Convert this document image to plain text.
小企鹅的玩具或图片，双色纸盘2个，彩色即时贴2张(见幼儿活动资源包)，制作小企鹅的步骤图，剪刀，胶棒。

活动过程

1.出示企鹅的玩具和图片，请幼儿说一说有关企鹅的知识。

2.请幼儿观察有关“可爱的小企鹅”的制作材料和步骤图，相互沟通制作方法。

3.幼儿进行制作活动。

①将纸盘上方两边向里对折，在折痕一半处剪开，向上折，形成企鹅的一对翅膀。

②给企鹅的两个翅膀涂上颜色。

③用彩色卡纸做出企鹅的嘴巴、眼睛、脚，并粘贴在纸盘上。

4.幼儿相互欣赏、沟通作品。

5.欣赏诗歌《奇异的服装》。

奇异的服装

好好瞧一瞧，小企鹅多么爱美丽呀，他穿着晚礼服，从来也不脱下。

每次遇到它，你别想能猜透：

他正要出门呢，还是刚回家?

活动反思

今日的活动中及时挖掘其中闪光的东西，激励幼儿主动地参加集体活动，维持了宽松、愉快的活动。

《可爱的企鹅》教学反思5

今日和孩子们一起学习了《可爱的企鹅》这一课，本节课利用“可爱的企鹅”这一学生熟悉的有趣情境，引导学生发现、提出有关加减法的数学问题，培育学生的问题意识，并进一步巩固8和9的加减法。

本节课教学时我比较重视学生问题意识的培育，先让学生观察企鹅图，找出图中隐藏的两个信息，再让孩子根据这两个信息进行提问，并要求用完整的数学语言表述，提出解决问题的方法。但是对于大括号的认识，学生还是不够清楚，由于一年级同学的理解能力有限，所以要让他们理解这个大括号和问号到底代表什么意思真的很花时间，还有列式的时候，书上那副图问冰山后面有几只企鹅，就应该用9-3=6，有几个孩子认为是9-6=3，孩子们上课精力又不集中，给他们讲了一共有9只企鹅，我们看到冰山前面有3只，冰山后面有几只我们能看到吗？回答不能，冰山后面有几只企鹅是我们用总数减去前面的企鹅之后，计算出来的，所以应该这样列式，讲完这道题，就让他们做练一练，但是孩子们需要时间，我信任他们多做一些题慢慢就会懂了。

———

Exercise requirements
Quote each line of the listing above exactly.

Complete response
Convert this document image to plain text.
小企鹅的玩具或图片，双色纸盘2个，彩色即时贴2张(见幼儿活动资源包)，制作小企鹅的步骤图，剪刀，胶棒。

活动过程

1.出示企鹅的玩具和图片，请幼儿说一说有关企鹅的知识。

2.请幼儿观察有关“可爱的小企鹅”的制作材料和步骤图，相互沟通制作方法。

3.幼儿进行制作活动。

①将纸盘上方两边向里对折，在折痕一半处剪开，向上折，形成企鹅的一对翅膀。

②给企鹅的两个翅膀涂上颜色。

③用彩色卡纸做出企鹅的嘴巴、眼睛、脚，并粘贴在纸盘上。

4.幼儿相互欣赏、沟通作品。

5.欣赏诗歌《奇异的服装》。

奇异的服装

好好瞧一瞧，小企鹅多么爱美丽呀，他穿着晚礼服，从来也不脱下。

每次遇到它，你别想能猜透：

他正要出门呢，还是刚回家?

活动反思

今日的活动中及时挖掘其中闪光的东西，激励幼儿主动地参加集体活动，维持了宽松、愉快的活动。

《可爱的企鹅》教学反思5

今日和孩子们一起学习了《可爱的企鹅》这一课，本节课利用“可爱的企鹅”这一学生熟悉的有趣情境，引导学生发现、提出有关加减法的数学问题，培育学生的问题意识，并进一步巩固8和9的加减法。

本节课教学时我比较重视学生问题意识的培育，先让学生观察企鹅图，找出图中隐藏的两个信息，再让孩子根据这两个信息进行提问，并要求用完整的数学语言表述，提出解决问题的方法。但是对于大括号的认识，学生还是不够清楚，由于一年级同学的理解能力有限，所以要让他们理解这个大括号和问号到底代表什么意思真的很花时间，还有列式的时候，书上那副图问冰山后面有几只企鹅，就应该用9-3=6，有几个孩子认为是9-6=3，孩子们上课精力又不集中，给他们讲了一共有9只企鹅，我们看到冰山前面有3只，冰山后面有几只我们能看到吗？回答不能，冰山后面有几只企鹅是我们用总数减去前面的企鹅之后，计算出来的，所以应该这样列式，讲完这道题，就让他们做练一练，但是孩子们需要时间，我信任他们多做一些题慢慢就会懂了。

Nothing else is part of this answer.